Identify each line below containing the string "JSON" and copy it.

--- start of Material ---

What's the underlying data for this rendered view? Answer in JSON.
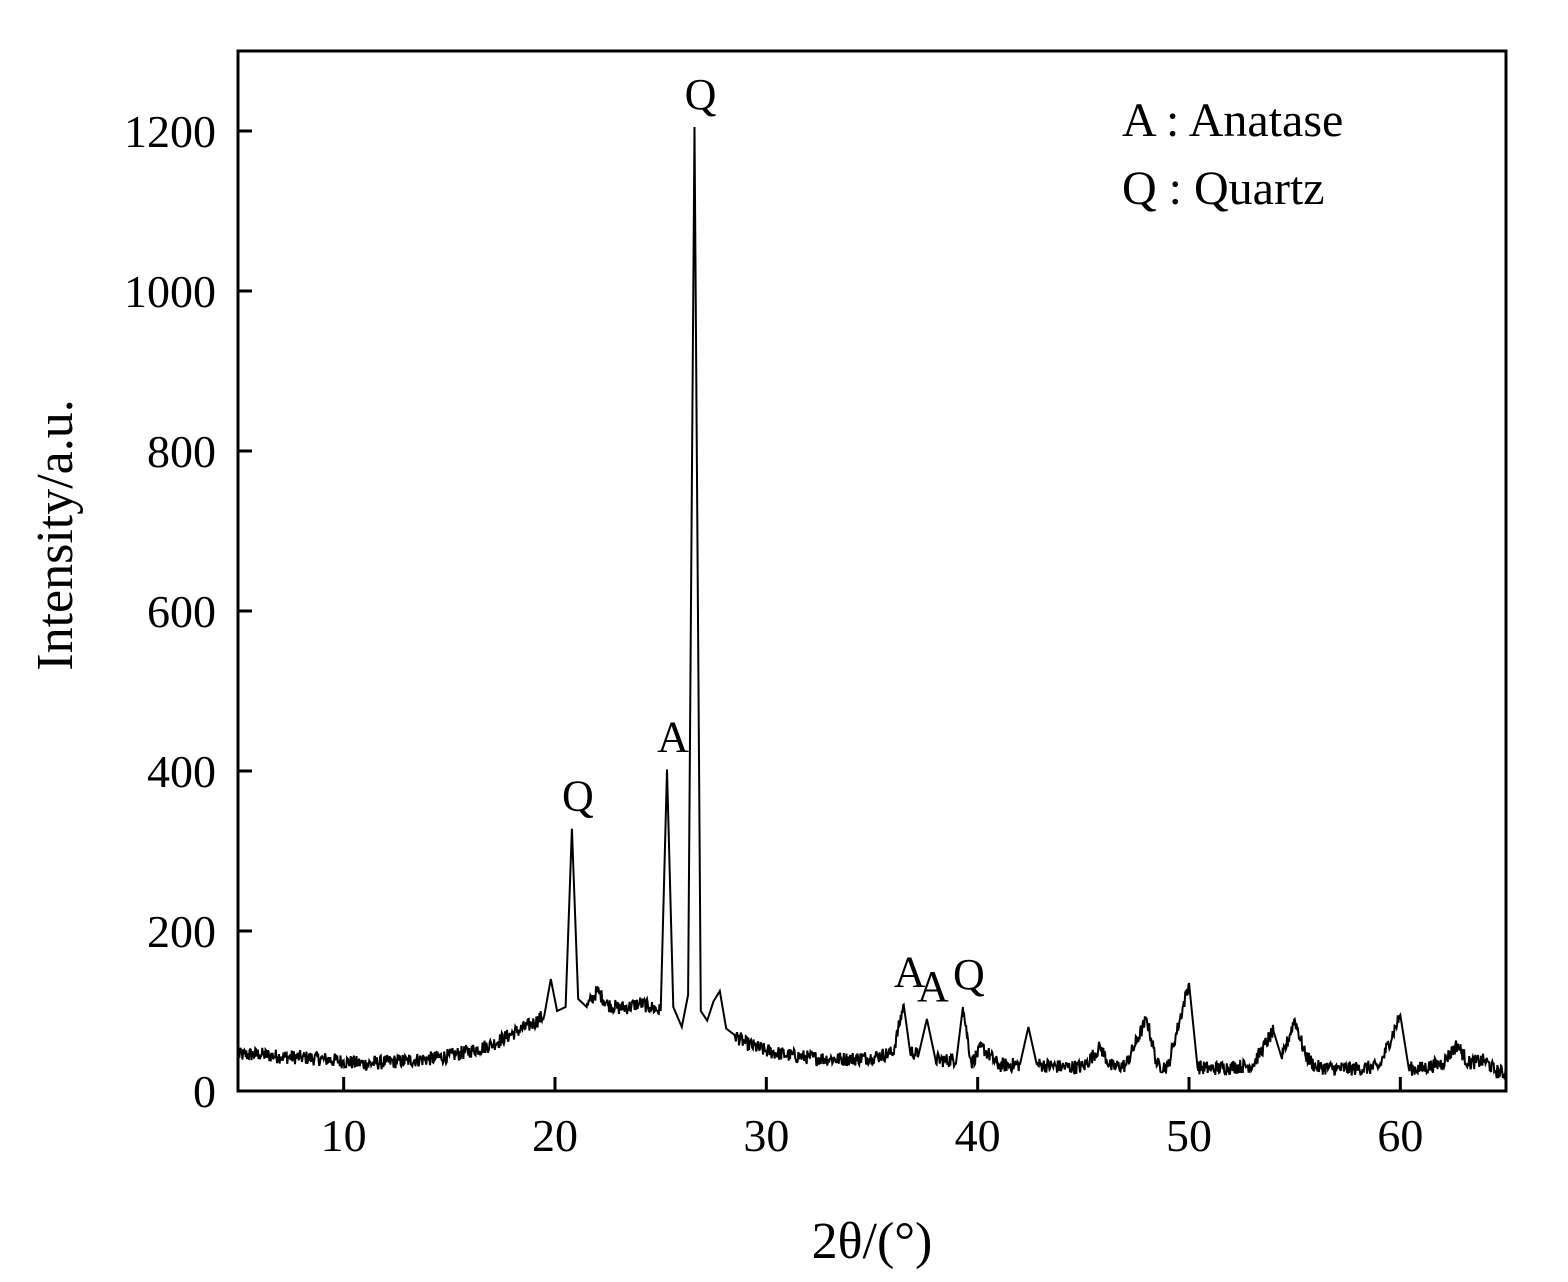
{
  "chart_data": {
    "type": "line",
    "title": "",
    "xlabel": "2θ/(°)",
    "ylabel": "Intensity/a.u.",
    "xlim": [
      5,
      65
    ],
    "ylim": [
      0,
      1300
    ],
    "xticks": [
      10,
      20,
      30,
      40,
      50,
      60
    ],
    "yticks": [
      0,
      200,
      400,
      600,
      800,
      1000,
      1200
    ],
    "grid": false,
    "legend_position": "top-right",
    "legend": [
      "A : Anatase",
      "Q : Quartz"
    ],
    "line_color": "#000000",
    "series": [
      {
        "points": [
          [
            5,
            45
          ],
          [
            6,
            46
          ],
          [
            7,
            43
          ],
          [
            8,
            42
          ],
          [
            9,
            40
          ],
          [
            10,
            37
          ],
          [
            11,
            34
          ],
          [
            12,
            36
          ],
          [
            13,
            38
          ],
          [
            14,
            40
          ],
          [
            15,
            44
          ],
          [
            16,
            50
          ],
          [
            17,
            58
          ],
          [
            18,
            72
          ],
          [
            19,
            85
          ],
          [
            19.5,
            95
          ],
          [
            19.8,
            140
          ],
          [
            20.1,
            100
          ],
          [
            20.5,
            105
          ],
          [
            20.8,
            328
          ],
          [
            21.1,
            115
          ],
          [
            21.5,
            105
          ],
          [
            22,
            125
          ],
          [
            22.5,
            108
          ],
          [
            23,
            104
          ],
          [
            23.5,
            105
          ],
          [
            24,
            110
          ],
          [
            24.5,
            105
          ],
          [
            25,
            100
          ],
          [
            25.3,
            402
          ],
          [
            25.6,
            105
          ],
          [
            26,
            80
          ],
          [
            26.3,
            120
          ],
          [
            26.6,
            1205
          ],
          [
            26.9,
            100
          ],
          [
            27.2,
            88
          ],
          [
            27.5,
            112
          ],
          [
            27.8,
            125
          ],
          [
            28.1,
            78
          ],
          [
            28.5,
            70
          ],
          [
            29,
            60
          ],
          [
            30,
            50
          ],
          [
            31,
            45
          ],
          [
            32,
            42
          ],
          [
            33,
            40
          ],
          [
            34,
            40
          ],
          [
            35,
            42
          ],
          [
            36,
            48
          ],
          [
            36.5,
            108
          ],
          [
            36.8,
            50
          ],
          [
            37.2,
            45
          ],
          [
            37.6,
            90
          ],
          [
            38,
            40
          ],
          [
            38.5,
            38
          ],
          [
            39,
            40
          ],
          [
            39.3,
            105
          ],
          [
            39.7,
            35
          ],
          [
            40.2,
            55
          ],
          [
            41,
            32
          ],
          [
            42,
            33
          ],
          [
            42.4,
            80
          ],
          [
            42.8,
            33
          ],
          [
            44,
            30
          ],
          [
            45,
            30
          ],
          [
            45.8,
            55
          ],
          [
            46.3,
            30
          ],
          [
            47,
            32
          ],
          [
            48,
            90
          ],
          [
            48.5,
            32
          ],
          [
            49,
            30
          ],
          [
            50,
            135
          ],
          [
            50.4,
            30
          ],
          [
            51,
            28
          ],
          [
            52,
            30
          ],
          [
            53,
            32
          ],
          [
            54,
            75
          ],
          [
            54.4,
            40
          ],
          [
            55,
            90
          ],
          [
            55.5,
            45
          ],
          [
            56,
            30
          ],
          [
            57,
            28
          ],
          [
            58,
            28
          ],
          [
            59,
            30
          ],
          [
            60,
            95
          ],
          [
            60.4,
            28
          ],
          [
            61,
            28
          ],
          [
            62,
            35
          ],
          [
            62.7,
            58
          ],
          [
            63.2,
            35
          ],
          [
            64,
            38
          ],
          [
            64.5,
            25
          ],
          [
            65,
            22
          ]
        ]
      }
    ],
    "annotations": [
      {
        "text": "Q",
        "x": 20.8,
        "y": 328
      },
      {
        "text": "A",
        "x": 25.3,
        "y": 402
      },
      {
        "text": "Q",
        "x": 26.6,
        "y": 1205
      },
      {
        "text": "A",
        "x": 36.5,
        "y": 108
      },
      {
        "text": "A",
        "x": 37.6,
        "y": 90
      },
      {
        "text": "Q",
        "x": 39.3,
        "y": 105
      }
    ]
  }
}
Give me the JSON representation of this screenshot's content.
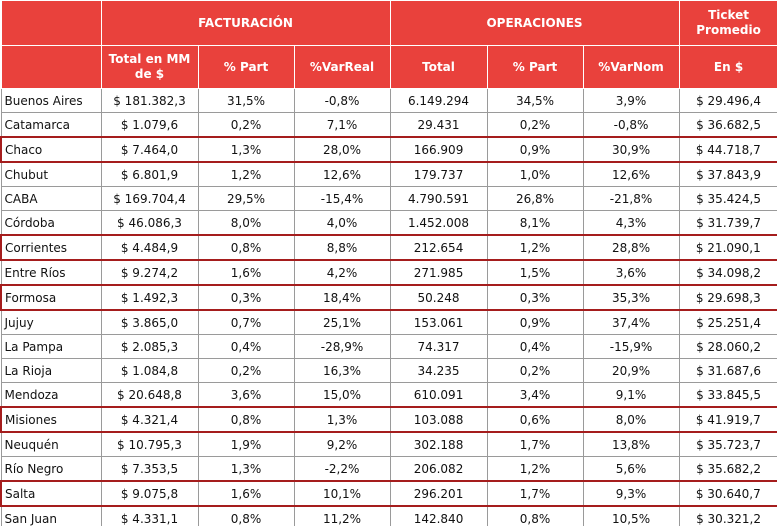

--- end of Material ---

__Exercise answer__:
What's the underlying data for this rendered view? Answer in JSON.
Give me the JSON representation of this screenshot's content.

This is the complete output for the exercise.